* _Exercise description_: Print all of the entries exactly, minus the pictures.
##########
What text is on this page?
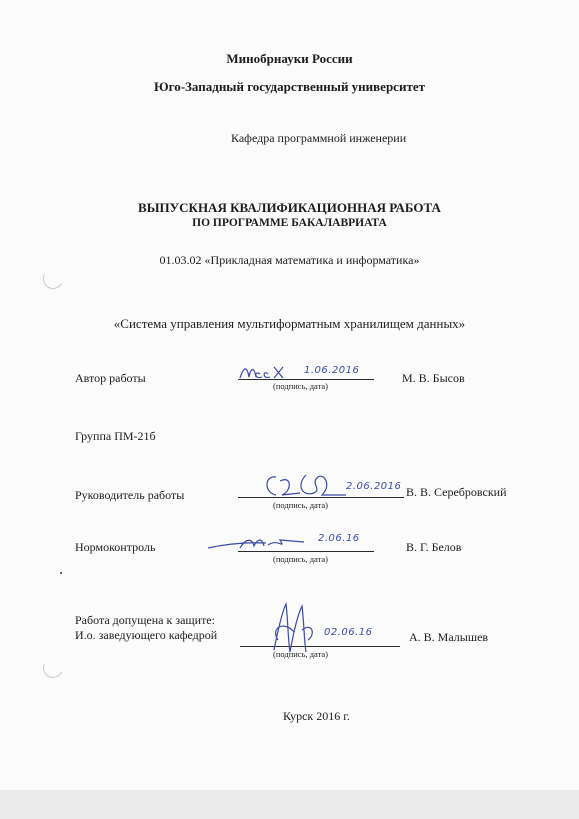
Минобрнауки России
Юго-Западный государственный университет
Кафедра программной инженерии
ВЫПУСКНАЯ КВАЛИФИКАЦИОННАЯ РАБОТА
ПО ПРОГРАММЕ БАКАЛАВРИАТА
01.03.02 «Прикладная математика и информатика»
«Система управления мультиформатным хранилищем данных»
Автор работы
1.06.2016
(подпись, дата)
М. В. Бысов
Группа ПМ-21б
Руководитель работы
2.06.2016
(подпись, дата)
В. В. Серебровский
Нормоконтроль
2.06.16
(подпись, дата)
В. Г. Белов
Работа допущена к защите:
И.о. заведующего кафедрой	02.06.16
(подпись, дата)
А. В. Малышев
Курск 2016 г.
##########
* _Exercise response_:
What text is on this page?
Минобрнауки России
Юго-Западный государственный университет
Кафедра программной инженерии
ВЫПУСКНАЯ КВАЛИФИКАЦИОННАЯ РАБОТА
ПО ПРОГРАММЕ БАКАЛАВРИАТА
01.03.02 «Прикладная математика и информатика»
«Система управления мультиформатным хранилищем данных»
Автор работы
1.06.2016
(подпись, дата)
М. В. Бысов
Группа ПМ-21б
Руководитель работы
2.06.2016
(подпись, дата)
В. В. Серебровский
Нормоконтроль
2.06.16
(подпись, дата)
В. Г. Белов
Работа допущена к защите:
И.о. заведующего кафедрой	02.06.16
(подпись, дата)
А. В. Малышев
Курск 2016 г.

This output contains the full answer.